Below are records. Count every line containing the word "Изосорбида" and give the number alone.

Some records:
◆ ◆ ◆ ◆ ◆ ◆ ◆

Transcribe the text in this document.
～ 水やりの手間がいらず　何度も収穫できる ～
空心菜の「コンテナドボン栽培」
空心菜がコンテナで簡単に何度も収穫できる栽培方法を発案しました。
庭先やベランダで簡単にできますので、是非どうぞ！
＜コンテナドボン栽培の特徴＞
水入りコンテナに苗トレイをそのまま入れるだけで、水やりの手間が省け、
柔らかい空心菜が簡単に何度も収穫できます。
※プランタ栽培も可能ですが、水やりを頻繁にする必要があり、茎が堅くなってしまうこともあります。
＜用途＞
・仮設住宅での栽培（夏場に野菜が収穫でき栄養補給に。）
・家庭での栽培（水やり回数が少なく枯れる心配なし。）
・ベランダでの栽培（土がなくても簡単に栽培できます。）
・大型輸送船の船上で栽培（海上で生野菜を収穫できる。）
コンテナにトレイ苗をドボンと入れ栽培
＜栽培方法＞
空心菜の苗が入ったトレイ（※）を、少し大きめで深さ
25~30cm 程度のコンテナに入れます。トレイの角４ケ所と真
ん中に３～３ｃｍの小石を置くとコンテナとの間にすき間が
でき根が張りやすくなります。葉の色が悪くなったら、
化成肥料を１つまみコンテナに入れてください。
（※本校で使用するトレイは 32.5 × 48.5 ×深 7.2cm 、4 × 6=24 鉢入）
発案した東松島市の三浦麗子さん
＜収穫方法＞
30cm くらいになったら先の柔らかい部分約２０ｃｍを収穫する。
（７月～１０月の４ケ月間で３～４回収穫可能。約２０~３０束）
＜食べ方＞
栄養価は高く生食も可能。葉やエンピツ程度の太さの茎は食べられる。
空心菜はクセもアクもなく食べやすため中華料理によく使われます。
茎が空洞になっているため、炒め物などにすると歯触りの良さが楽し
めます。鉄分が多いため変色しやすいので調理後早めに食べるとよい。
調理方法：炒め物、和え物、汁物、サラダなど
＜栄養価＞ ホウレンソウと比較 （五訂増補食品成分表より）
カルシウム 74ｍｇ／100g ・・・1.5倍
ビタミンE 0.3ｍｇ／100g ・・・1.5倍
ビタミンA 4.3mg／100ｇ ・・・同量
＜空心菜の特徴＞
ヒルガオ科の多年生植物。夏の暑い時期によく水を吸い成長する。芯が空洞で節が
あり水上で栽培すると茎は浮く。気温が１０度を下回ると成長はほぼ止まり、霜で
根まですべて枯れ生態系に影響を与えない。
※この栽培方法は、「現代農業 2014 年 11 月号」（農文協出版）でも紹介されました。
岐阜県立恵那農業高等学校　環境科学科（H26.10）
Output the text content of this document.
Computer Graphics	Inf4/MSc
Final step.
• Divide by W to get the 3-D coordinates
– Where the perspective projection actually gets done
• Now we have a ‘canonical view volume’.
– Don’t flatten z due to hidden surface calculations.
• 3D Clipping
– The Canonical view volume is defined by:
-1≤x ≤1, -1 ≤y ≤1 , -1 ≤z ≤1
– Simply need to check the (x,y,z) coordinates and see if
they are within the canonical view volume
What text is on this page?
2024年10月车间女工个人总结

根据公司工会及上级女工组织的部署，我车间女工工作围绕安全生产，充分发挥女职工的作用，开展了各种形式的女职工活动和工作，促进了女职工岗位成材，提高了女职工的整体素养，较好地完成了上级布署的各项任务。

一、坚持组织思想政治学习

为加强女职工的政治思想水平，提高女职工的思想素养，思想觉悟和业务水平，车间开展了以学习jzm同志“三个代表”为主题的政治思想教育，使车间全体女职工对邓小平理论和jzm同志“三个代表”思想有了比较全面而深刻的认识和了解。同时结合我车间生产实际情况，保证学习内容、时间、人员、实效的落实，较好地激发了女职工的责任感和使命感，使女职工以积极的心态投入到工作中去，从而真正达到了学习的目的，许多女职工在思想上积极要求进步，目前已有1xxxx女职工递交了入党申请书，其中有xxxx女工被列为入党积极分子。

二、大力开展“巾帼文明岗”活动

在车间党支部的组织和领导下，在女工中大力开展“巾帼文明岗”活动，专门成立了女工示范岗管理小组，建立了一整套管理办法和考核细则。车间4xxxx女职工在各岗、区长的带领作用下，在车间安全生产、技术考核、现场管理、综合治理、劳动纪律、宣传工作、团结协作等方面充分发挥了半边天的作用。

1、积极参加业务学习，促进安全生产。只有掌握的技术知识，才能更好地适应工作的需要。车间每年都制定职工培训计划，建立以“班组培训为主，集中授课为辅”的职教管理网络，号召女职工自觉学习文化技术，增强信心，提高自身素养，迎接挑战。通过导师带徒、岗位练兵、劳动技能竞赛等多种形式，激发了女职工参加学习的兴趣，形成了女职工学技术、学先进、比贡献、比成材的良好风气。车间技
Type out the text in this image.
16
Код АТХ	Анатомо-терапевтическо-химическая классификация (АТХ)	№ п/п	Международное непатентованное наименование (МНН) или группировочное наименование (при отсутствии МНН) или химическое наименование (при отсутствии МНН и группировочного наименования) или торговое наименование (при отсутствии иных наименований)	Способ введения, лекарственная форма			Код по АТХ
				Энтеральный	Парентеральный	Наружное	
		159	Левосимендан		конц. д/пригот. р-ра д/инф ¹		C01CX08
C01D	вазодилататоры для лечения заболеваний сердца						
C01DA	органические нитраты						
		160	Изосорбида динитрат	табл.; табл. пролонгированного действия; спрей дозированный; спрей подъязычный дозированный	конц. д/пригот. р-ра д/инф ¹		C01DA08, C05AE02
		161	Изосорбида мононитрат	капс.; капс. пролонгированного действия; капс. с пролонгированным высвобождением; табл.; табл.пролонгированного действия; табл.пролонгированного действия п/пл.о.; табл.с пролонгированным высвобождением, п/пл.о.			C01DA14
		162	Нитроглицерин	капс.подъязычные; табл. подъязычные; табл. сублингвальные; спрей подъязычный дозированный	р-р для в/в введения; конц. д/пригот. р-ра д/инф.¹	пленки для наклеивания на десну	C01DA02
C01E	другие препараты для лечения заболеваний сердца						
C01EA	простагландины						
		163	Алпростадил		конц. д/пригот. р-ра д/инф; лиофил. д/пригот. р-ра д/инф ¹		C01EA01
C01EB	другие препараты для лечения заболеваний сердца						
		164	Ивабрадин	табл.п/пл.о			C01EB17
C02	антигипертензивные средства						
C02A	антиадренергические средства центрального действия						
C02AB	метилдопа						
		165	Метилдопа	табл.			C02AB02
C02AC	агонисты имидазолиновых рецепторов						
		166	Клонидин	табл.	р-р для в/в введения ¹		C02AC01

◆ ◆ ◆ ◆ ◆ ◆ ◆

▶ [ANSWER TO THE EXERCISE]: 2